-------- Items

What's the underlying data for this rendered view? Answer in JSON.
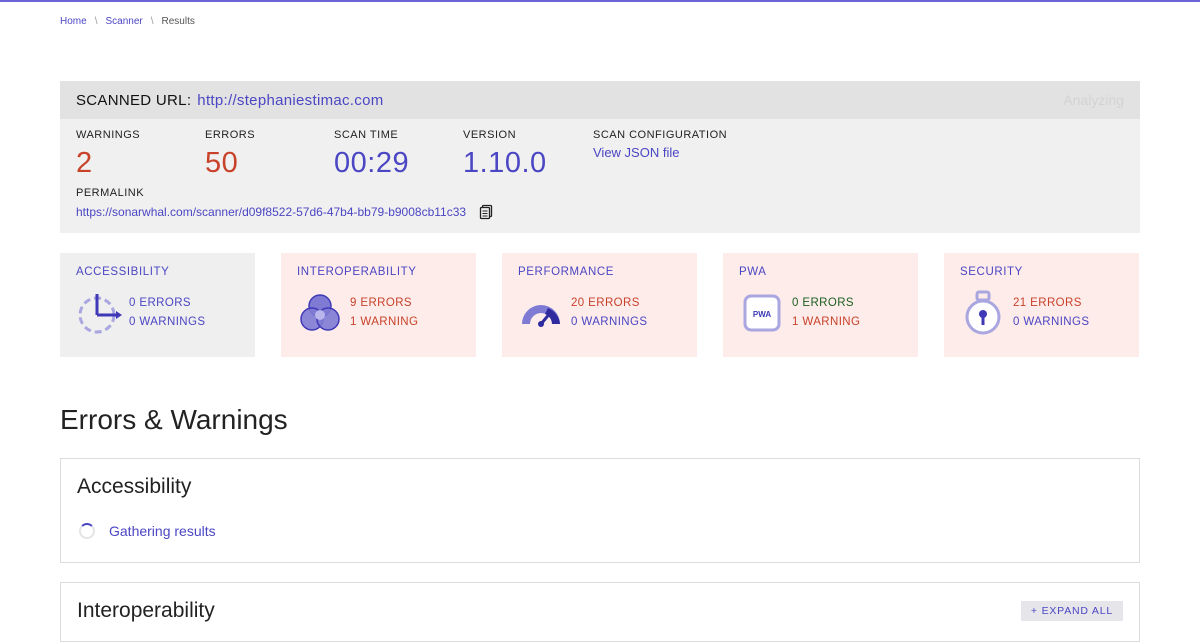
{
  "breadcrumb": [
    "Home",
    "Scanner",
    "Results"
  ],
  "scan": {
    "label": "SCANNED URL:",
    "url": "http://stephaniestimac.com",
    "status": "Analyzing",
    "warnings_label": "WARNINGS",
    "warnings": "2",
    "errors_label": "ERRORS",
    "errors": "50",
    "time_label": "SCAN TIME",
    "time": "00:29",
    "version_label": "VERSION",
    "version": "1.10.0",
    "config_label": "SCAN CONFIGURATION",
    "config_link": "View JSON file",
    "permalink_label": "PERMALINK",
    "permalink": "https://sonarwhal.com/scanner/d09f8522-57d6-47b4-bb79-b9008cb11c33",
    "copy_icon": "copy-icon"
  },
  "categories": [
    {
      "title": "ACCESSIBILITY",
      "errors": "0 ERRORS",
      "warnings": "0 WARNINGS",
      "icon": "accessibility-icon"
    },
    {
      "title": "INTEROPERABILITY",
      "errors": "9 ERRORS",
      "warnings": "1 WARNING",
      "icon": "interoperability-icon"
    },
    {
      "title": "PERFORMANCE",
      "errors": "20 ERRORS",
      "warnings": "0 WARNINGS",
      "icon": "performance-icon"
    },
    {
      "title": "PWA",
      "errors": "0 ERRORS",
      "warnings": "1 WARNING",
      "icon": "pwa-icon",
      "icon_text": "PWA"
    },
    {
      "title": "SECURITY",
      "errors": "21 ERRORS",
      "warnings": "0 WARNINGS",
      "icon": "security-icon"
    }
  ],
  "colors": {
    "accent": "#4b46c3",
    "error": "#c8422a",
    "ok": "#1b5e20",
    "error_bg": "#fdecea",
    "neutral_bg": "#efefef"
  },
  "errors_warnings": {
    "title": "Errors & Warnings",
    "sections": [
      {
        "title": "Accessibility",
        "status": "Gathering results"
      },
      {
        "title": "Interoperability",
        "action": "+ EXPAND ALL"
      }
    ]
  }
}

----------------

◆ Aim of the task ◆
For each line above that contains the word "status", copy that line.

◆ Result of the task ◆
    "status": "Analyzing",
        "status": "Gathering results"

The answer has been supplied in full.